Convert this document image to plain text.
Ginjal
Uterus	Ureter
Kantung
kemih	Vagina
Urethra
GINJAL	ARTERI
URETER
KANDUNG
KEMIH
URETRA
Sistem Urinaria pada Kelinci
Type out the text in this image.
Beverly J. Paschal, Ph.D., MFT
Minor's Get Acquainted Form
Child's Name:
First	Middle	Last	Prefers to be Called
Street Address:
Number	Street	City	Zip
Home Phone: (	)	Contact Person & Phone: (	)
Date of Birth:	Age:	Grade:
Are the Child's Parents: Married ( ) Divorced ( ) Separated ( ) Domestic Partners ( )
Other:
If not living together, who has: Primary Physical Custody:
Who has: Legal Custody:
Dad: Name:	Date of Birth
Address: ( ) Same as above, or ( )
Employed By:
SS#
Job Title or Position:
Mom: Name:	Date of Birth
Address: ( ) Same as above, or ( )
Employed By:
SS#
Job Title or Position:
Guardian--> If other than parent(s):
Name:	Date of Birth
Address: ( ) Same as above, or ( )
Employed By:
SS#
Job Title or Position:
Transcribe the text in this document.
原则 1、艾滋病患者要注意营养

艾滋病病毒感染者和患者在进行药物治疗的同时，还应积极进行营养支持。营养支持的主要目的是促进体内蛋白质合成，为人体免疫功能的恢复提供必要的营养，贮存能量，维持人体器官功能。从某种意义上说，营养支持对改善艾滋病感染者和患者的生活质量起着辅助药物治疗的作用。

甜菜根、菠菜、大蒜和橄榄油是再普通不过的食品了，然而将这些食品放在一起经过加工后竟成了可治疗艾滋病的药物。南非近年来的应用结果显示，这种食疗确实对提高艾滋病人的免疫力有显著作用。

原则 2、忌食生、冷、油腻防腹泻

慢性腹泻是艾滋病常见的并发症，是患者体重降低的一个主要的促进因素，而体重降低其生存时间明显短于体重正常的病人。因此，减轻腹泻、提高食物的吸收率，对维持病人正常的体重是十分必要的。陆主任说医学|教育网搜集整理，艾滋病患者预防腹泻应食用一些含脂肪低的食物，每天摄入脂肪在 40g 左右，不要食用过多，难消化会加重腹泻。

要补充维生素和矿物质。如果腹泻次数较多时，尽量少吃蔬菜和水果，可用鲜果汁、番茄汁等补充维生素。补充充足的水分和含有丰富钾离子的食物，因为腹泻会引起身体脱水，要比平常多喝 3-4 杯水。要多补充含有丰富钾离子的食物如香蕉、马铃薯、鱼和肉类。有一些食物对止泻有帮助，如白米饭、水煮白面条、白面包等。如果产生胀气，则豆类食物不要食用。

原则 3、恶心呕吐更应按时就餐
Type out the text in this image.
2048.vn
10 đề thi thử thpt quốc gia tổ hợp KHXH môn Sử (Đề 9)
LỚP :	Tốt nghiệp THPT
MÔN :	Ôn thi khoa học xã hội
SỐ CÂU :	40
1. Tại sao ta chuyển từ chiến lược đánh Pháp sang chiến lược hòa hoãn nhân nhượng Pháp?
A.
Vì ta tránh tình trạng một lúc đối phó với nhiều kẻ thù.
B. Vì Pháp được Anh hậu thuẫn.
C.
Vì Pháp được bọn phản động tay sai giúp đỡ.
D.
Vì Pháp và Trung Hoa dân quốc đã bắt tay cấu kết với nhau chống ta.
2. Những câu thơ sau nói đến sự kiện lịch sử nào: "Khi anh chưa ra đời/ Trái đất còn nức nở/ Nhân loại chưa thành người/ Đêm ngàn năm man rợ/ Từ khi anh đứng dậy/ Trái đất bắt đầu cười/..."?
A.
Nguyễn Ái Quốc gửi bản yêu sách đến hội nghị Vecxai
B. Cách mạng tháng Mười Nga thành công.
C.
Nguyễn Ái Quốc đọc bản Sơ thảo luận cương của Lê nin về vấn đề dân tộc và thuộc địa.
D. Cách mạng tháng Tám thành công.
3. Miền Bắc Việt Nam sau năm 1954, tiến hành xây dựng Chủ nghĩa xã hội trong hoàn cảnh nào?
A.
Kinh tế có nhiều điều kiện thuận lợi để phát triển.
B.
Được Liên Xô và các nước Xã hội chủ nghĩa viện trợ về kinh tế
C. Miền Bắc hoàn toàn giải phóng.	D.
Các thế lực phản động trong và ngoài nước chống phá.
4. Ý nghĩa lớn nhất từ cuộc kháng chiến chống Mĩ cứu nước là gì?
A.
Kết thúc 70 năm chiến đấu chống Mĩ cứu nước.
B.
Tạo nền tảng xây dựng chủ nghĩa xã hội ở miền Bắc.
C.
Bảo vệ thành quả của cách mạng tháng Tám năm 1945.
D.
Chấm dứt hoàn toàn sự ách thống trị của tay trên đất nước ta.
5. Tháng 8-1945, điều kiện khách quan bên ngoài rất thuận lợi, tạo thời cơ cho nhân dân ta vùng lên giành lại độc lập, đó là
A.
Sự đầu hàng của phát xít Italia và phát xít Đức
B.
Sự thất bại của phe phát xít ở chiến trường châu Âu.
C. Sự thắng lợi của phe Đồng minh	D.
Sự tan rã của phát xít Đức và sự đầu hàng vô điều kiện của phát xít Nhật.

-------

Copy out each line of the listing that holds "phát".

> _THE ANSWER_
Kinh tế có nhiều điều kiện thuận lợi để phát triển.
Sự đầu hàng của phát xít Italia và phát xít Đức
Sự thất bại của phe phát xít ở chiến trường châu Âu.
Sự tan rã của phát xít Đức và sự đầu hàng vô điều kiện của phát xít Nhật.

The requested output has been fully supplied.